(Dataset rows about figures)
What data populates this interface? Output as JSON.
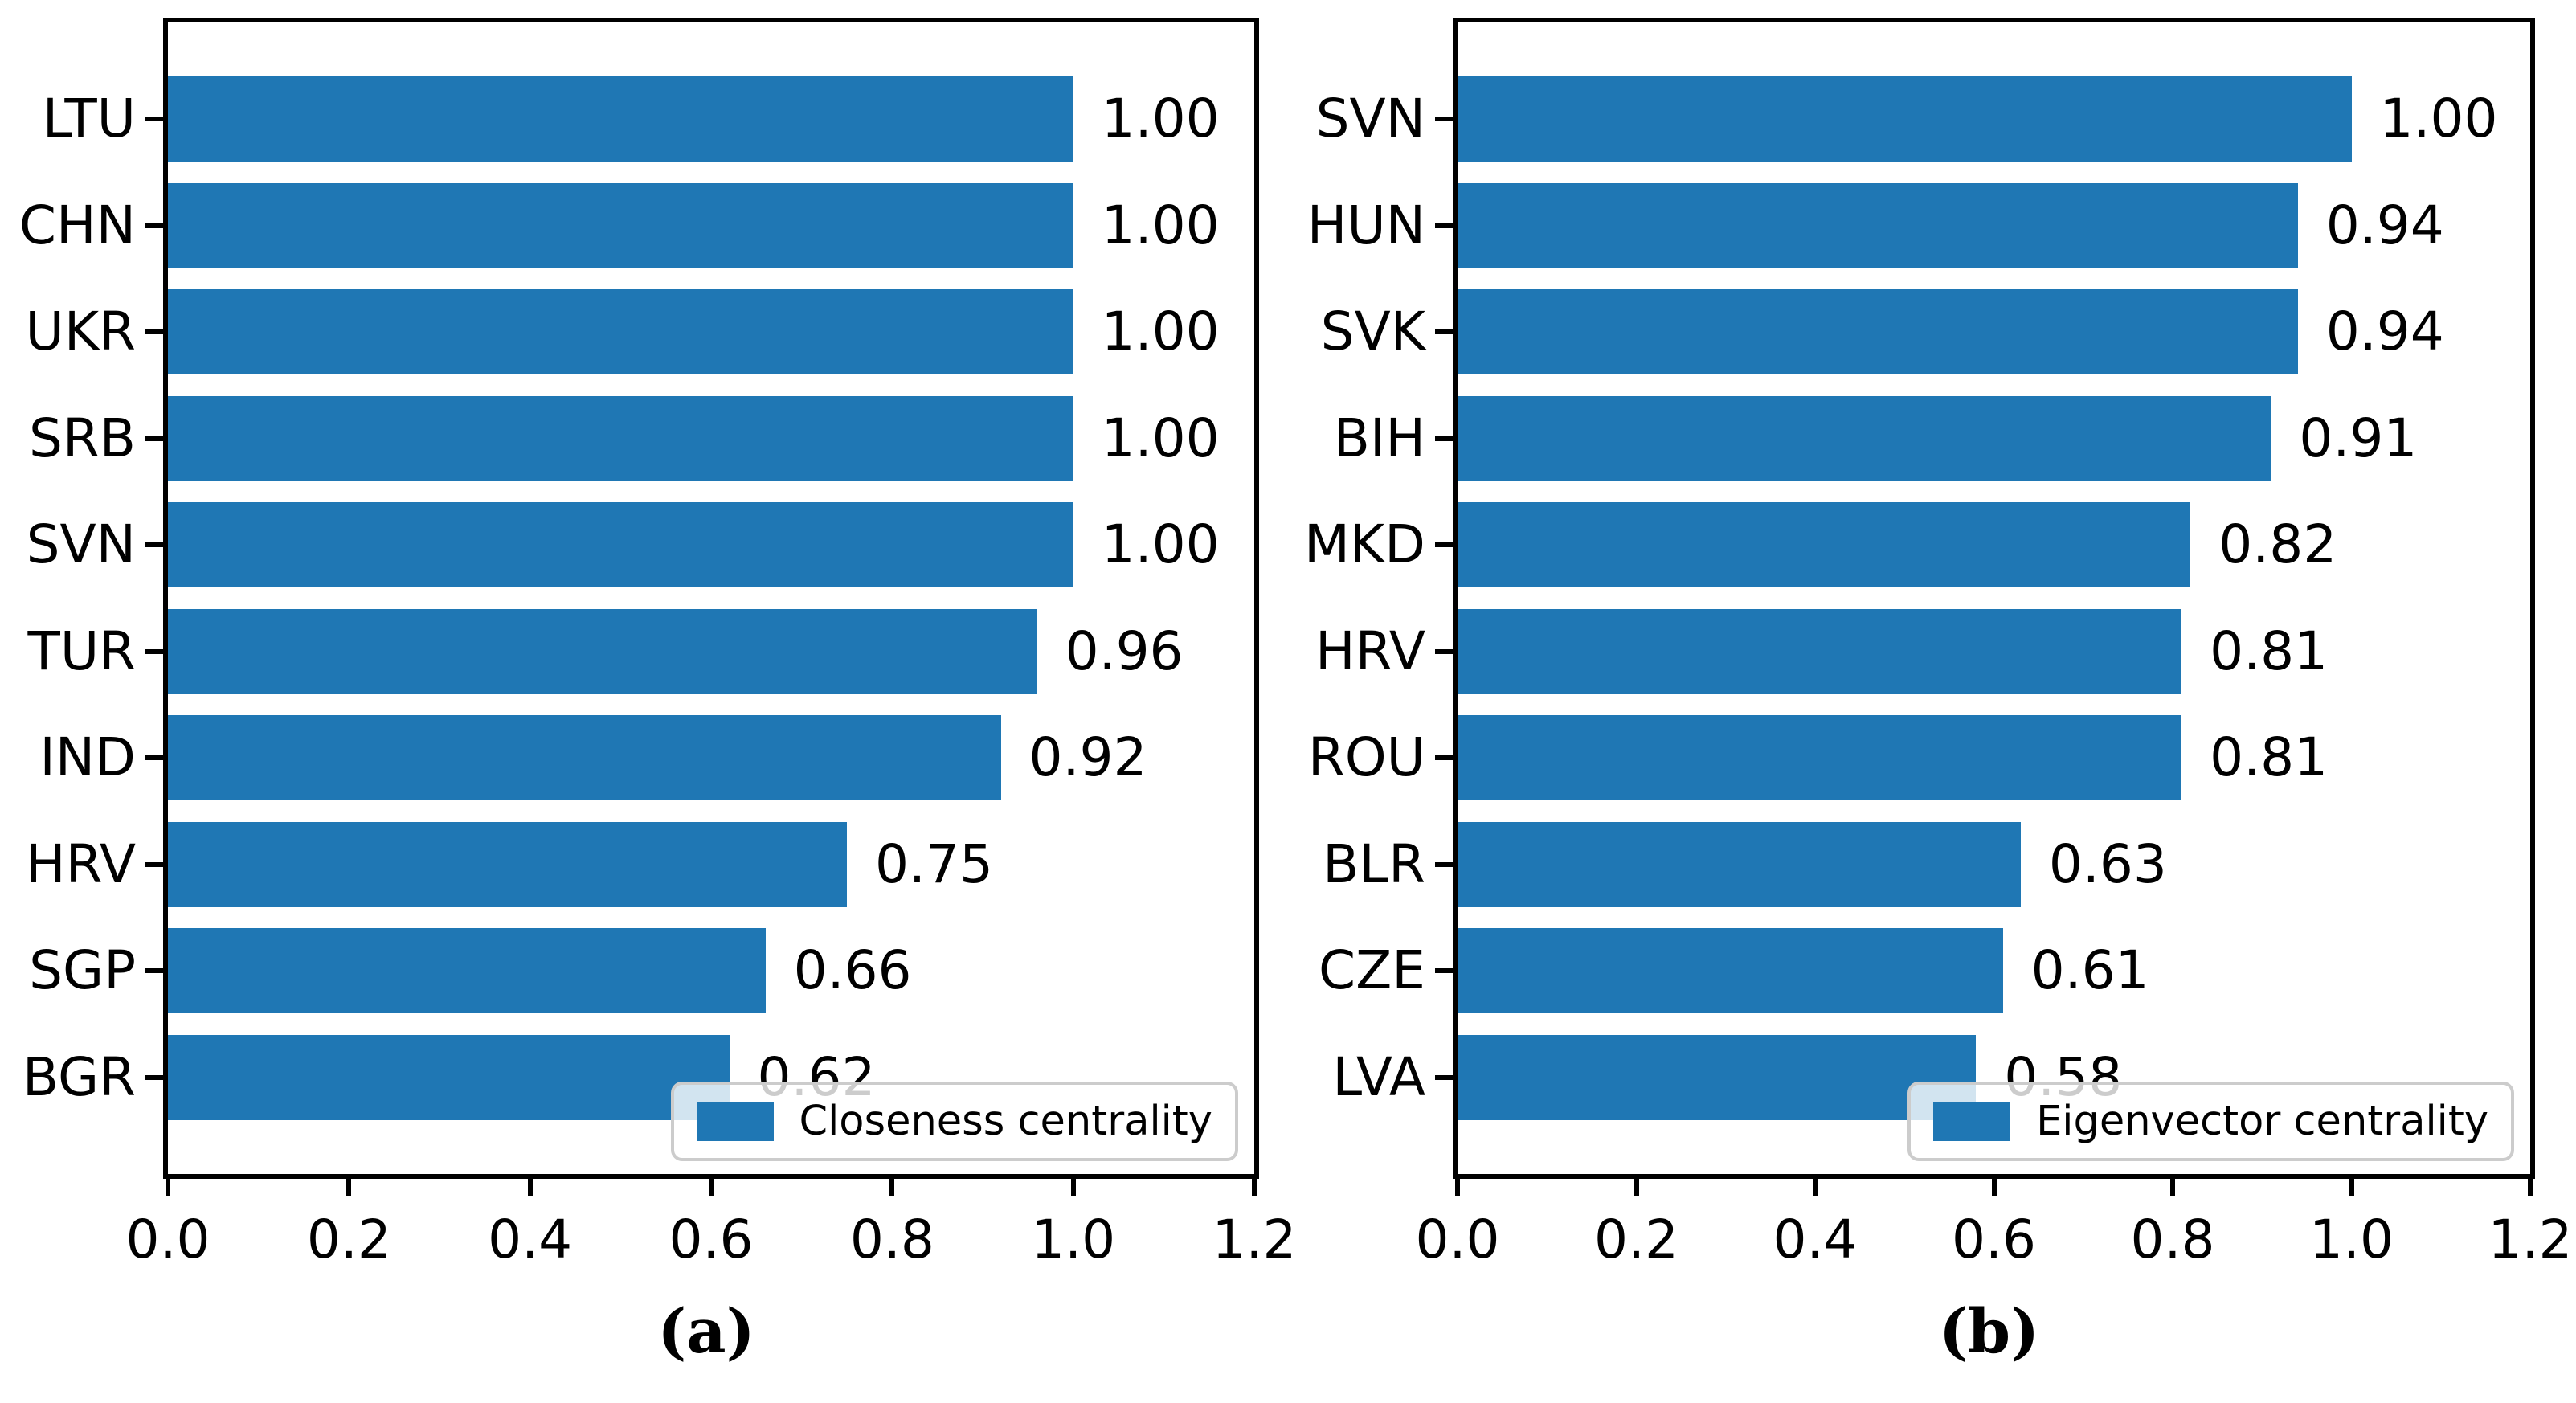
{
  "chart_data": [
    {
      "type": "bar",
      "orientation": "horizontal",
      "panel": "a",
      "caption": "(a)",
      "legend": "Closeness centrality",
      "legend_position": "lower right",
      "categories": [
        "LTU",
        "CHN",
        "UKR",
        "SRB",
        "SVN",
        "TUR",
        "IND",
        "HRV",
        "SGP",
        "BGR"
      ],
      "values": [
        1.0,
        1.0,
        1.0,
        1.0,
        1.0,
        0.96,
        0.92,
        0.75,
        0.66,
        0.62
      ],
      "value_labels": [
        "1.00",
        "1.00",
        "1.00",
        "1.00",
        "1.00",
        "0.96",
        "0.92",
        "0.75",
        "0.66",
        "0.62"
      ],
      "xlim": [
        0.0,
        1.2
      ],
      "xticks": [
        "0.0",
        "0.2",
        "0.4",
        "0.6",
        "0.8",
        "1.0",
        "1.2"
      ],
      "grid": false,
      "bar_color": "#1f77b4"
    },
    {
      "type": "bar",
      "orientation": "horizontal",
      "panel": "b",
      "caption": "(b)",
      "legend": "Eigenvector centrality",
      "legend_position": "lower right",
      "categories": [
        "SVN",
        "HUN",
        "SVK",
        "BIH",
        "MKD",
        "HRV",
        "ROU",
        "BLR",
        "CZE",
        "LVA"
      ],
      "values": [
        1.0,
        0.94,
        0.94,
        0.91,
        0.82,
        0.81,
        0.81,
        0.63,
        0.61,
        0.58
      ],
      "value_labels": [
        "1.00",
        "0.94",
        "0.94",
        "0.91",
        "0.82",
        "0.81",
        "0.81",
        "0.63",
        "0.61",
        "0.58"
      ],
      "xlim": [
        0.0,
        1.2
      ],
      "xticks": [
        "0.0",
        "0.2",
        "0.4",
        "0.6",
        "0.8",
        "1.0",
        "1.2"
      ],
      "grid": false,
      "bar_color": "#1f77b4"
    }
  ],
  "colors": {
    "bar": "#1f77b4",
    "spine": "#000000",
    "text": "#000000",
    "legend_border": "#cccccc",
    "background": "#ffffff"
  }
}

* * *

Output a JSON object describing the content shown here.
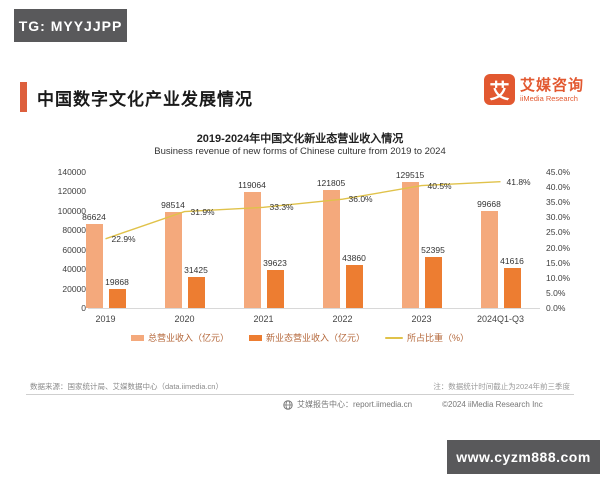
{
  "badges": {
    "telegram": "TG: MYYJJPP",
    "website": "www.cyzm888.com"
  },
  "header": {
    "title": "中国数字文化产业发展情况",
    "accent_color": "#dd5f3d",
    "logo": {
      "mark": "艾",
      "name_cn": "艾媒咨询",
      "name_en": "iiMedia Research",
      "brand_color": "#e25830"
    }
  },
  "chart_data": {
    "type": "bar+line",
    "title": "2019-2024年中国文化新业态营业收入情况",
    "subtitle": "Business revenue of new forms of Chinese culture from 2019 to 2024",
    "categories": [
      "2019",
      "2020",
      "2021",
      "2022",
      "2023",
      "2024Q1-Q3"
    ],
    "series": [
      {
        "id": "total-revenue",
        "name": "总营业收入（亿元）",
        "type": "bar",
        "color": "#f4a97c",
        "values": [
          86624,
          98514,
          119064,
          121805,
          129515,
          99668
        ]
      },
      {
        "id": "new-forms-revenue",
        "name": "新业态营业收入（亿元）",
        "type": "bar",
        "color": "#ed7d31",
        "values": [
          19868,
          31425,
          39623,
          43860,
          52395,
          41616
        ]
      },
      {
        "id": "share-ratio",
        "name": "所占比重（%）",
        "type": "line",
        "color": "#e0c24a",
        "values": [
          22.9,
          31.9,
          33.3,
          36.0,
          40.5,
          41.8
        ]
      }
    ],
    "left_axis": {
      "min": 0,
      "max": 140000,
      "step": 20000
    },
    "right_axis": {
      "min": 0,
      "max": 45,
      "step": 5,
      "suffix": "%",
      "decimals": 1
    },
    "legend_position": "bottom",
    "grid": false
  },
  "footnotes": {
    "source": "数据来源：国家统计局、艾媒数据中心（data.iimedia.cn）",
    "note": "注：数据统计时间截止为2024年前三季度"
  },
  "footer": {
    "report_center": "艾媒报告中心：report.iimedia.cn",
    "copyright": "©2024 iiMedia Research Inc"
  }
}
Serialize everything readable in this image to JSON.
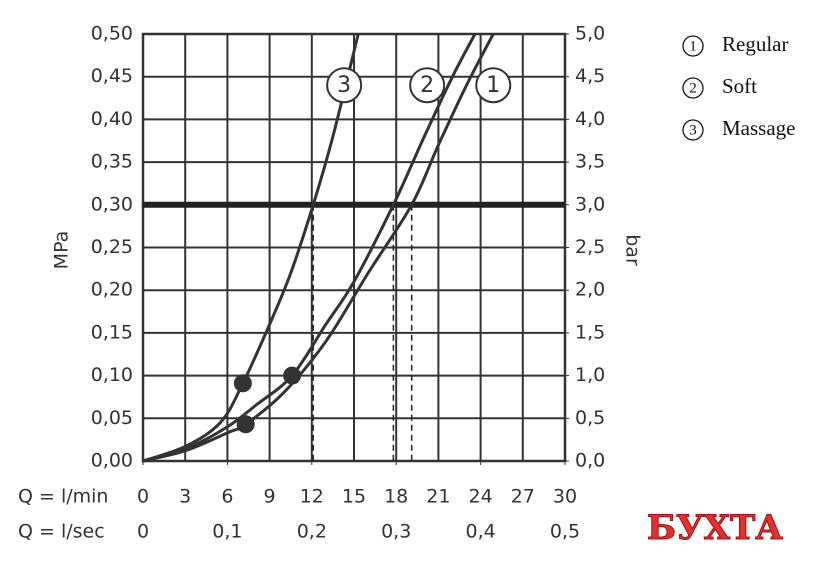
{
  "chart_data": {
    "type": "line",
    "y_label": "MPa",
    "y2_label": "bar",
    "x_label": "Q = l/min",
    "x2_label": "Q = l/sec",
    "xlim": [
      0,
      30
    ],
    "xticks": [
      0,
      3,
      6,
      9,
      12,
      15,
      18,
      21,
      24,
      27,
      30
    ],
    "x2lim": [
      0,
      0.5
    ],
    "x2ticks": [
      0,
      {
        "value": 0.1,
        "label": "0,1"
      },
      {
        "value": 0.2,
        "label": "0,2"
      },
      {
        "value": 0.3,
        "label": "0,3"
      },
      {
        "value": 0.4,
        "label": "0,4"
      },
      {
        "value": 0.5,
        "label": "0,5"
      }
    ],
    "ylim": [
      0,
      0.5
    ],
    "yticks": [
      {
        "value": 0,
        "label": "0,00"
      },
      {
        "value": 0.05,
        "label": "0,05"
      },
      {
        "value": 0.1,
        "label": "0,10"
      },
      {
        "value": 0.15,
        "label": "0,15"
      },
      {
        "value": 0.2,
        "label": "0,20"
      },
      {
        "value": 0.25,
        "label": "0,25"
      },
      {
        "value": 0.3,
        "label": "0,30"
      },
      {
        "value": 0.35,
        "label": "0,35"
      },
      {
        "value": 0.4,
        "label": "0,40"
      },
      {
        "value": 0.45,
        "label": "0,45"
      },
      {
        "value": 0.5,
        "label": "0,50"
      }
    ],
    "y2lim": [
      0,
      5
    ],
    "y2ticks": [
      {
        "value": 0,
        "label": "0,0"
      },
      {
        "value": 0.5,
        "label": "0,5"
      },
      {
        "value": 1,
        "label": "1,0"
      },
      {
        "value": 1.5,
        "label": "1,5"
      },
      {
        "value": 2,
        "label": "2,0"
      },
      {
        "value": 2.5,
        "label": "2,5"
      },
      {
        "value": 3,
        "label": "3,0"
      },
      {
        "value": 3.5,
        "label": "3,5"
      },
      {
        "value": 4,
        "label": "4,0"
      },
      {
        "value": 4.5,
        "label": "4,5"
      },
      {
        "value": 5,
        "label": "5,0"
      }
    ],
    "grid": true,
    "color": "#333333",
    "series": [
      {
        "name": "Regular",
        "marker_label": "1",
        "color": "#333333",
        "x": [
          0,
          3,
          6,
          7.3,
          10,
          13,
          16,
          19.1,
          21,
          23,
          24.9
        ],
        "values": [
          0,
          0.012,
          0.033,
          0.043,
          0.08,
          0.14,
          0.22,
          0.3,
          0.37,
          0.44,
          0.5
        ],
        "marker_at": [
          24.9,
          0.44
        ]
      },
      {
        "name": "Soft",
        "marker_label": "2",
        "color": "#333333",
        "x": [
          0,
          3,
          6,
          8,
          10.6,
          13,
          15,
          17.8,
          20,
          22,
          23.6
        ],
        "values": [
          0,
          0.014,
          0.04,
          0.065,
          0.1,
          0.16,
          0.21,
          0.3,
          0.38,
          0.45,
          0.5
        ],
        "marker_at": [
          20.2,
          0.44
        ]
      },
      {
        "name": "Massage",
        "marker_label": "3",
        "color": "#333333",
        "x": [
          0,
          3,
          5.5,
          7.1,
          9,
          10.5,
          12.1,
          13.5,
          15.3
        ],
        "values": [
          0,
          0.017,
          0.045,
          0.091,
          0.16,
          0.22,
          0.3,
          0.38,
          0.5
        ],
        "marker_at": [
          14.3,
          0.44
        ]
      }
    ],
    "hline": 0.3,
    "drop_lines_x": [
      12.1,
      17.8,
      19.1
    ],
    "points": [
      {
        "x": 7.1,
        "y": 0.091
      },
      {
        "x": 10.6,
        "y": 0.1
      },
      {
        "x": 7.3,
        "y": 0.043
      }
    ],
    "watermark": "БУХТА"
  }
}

■ SHORT TASK ■
Look through the data above. Find each line with the string "revenue" and copy it.

■ RESPONSE BELOW ■
    "subtitle": "Business revenue of new forms of Chinese culture from 2019 to 2024",
        "id": "total-revenue",
        "id": "new-forms-revenue",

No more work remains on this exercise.